REQUIREMENT: Return each line that holds the word "Endereço".

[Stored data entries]
* Start *
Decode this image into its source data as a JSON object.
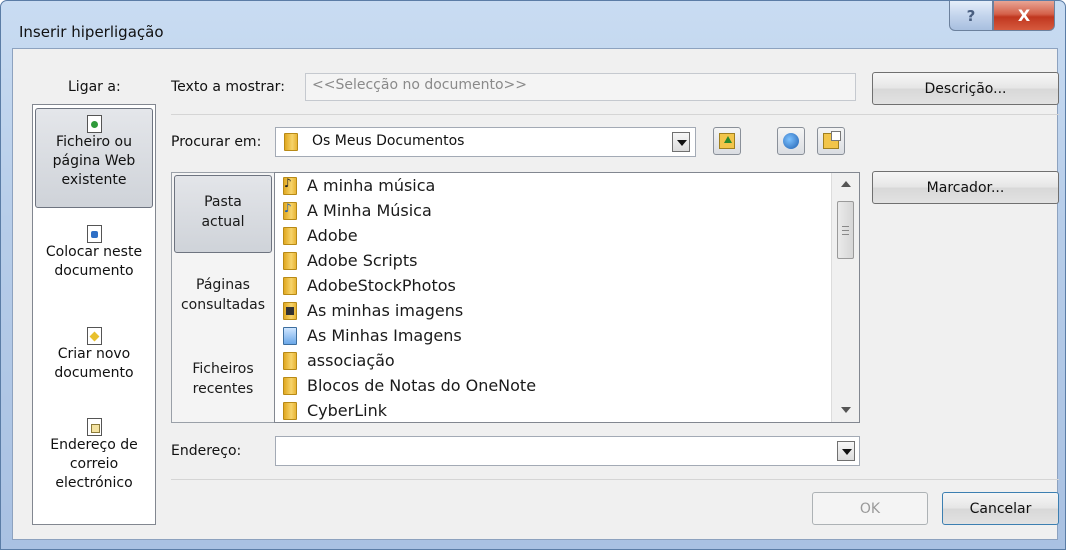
{
  "window": {
    "title": "Inserir hiperligação"
  },
  "titlebar": {
    "help_glyph": "?",
    "close_glyph": "X"
  },
  "link_to": {
    "label": "Ligar a:",
    "items": [
      {
        "label_line1": "Ficheiro ou",
        "label_line2": "página Web",
        "label_line3": "existente",
        "icon": "existing-file-icon"
      },
      {
        "label_line1": "Colocar neste",
        "label_line2": "documento",
        "icon": "place-in-document-icon"
      },
      {
        "label_line1": "Criar novo",
        "label_line2": "documento",
        "icon": "new-document-icon"
      },
      {
        "label_line1": "Endereço de",
        "label_line2": "correio",
        "label_line3": "electrónico",
        "icon": "email-address-icon"
      }
    ]
  },
  "text_to_display": {
    "label": "Texto a mostrar:",
    "value": "<<Selecção no documento>>"
  },
  "screentip_button": "Descrição...",
  "look_in": {
    "label": "Procurar em:",
    "value": "Os Meus Documentos"
  },
  "bookmark_button": "Marcador...",
  "nav": [
    {
      "line1": "Pasta",
      "line2": "actual"
    },
    {
      "line1": "Páginas",
      "line2": "consultadas"
    },
    {
      "line1": "Ficheiros",
      "line2": "recentes"
    }
  ],
  "files": [
    {
      "name": "A minha música",
      "icon": "music-folder-icon"
    },
    {
      "name": "A Minha Música",
      "icon": "music-folder-icon"
    },
    {
      "name": "Adobe",
      "icon": "folder-icon"
    },
    {
      "name": "Adobe Scripts",
      "icon": "folder-icon"
    },
    {
      "name": "AdobeStockPhotos",
      "icon": "folder-icon"
    },
    {
      "name": "As minhas imagens",
      "icon": "pictures-folder-icon"
    },
    {
      "name": "As Minhas Imagens",
      "icon": "pictures-folder-icon"
    },
    {
      "name": "associação",
      "icon": "folder-icon"
    },
    {
      "name": "Blocos de Notas do OneNote",
      "icon": "folder-icon"
    },
    {
      "name": "CyberLink",
      "icon": "folder-icon"
    }
  ],
  "address": {
    "label": "Endereço:",
    "value": ""
  },
  "ok_button": "OK",
  "cancel_button": "Cancelar"
}
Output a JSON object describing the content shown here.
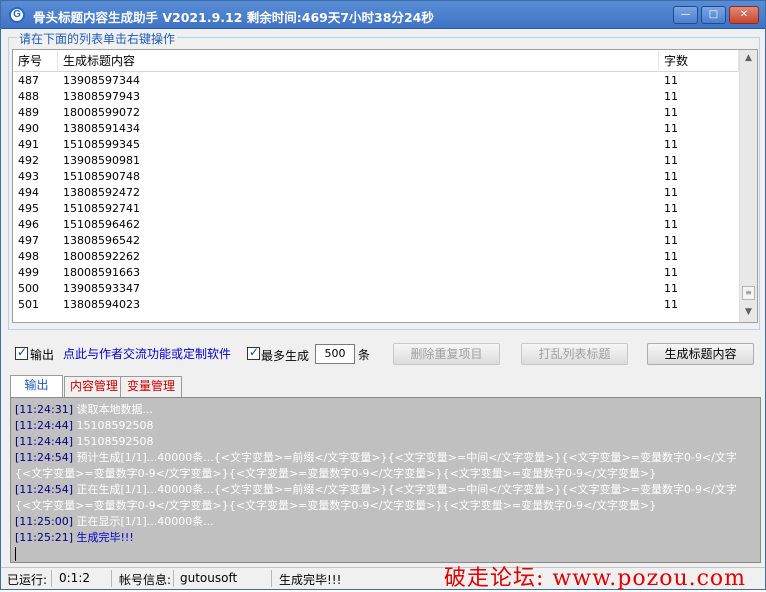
* End *
RESPONSE BELOW:
        "label_line1": "Endereço de",
    "label": "Endereço:",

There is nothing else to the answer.